» **Work item**
The reply should return the data in full, exactly as written.

» **Data extracted from a collection**
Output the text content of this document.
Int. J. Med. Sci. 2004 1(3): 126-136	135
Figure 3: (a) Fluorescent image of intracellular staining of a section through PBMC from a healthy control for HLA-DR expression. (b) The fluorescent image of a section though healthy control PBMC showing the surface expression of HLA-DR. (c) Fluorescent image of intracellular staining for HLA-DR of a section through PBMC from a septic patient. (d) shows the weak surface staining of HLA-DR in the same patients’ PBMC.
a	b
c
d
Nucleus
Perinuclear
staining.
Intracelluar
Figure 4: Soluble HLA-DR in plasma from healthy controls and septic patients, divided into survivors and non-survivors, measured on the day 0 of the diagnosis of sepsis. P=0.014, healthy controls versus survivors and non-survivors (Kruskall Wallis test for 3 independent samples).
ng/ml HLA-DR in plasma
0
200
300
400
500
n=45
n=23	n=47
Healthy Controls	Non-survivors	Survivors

» **Exercise solution**
Output the text content of this document.
Int. J. Med. Sci. 2004 1(3): 126-136	135
Figure 3: (a) Fluorescent image of intracellular staining of a section through PBMC from a healthy control for HLA-DR expression. (b) The fluorescent image of a section though healthy control PBMC showing the surface expression of HLA-DR. (c) Fluorescent image of intracellular staining for HLA-DR of a section through PBMC from a septic patient. (d) shows the weak surface staining of HLA-DR in the same patients’ PBMC.
a	b
c
d
Nucleus
Perinuclear
staining.
Intracelluar
Figure 4: Soluble HLA-DR in plasma from healthy controls and septic patients, divided into survivors and non-survivors, measured on the day 0 of the diagnosis of sepsis. P=0.014, healthy controls versus survivors and non-survivors (Kruskall Wallis test for 3 independent samples).
ng/ml HLA-DR in plasma
0
200
300
400
500
n=45
n=23	n=47
Healthy Controls	Non-survivors	Survivors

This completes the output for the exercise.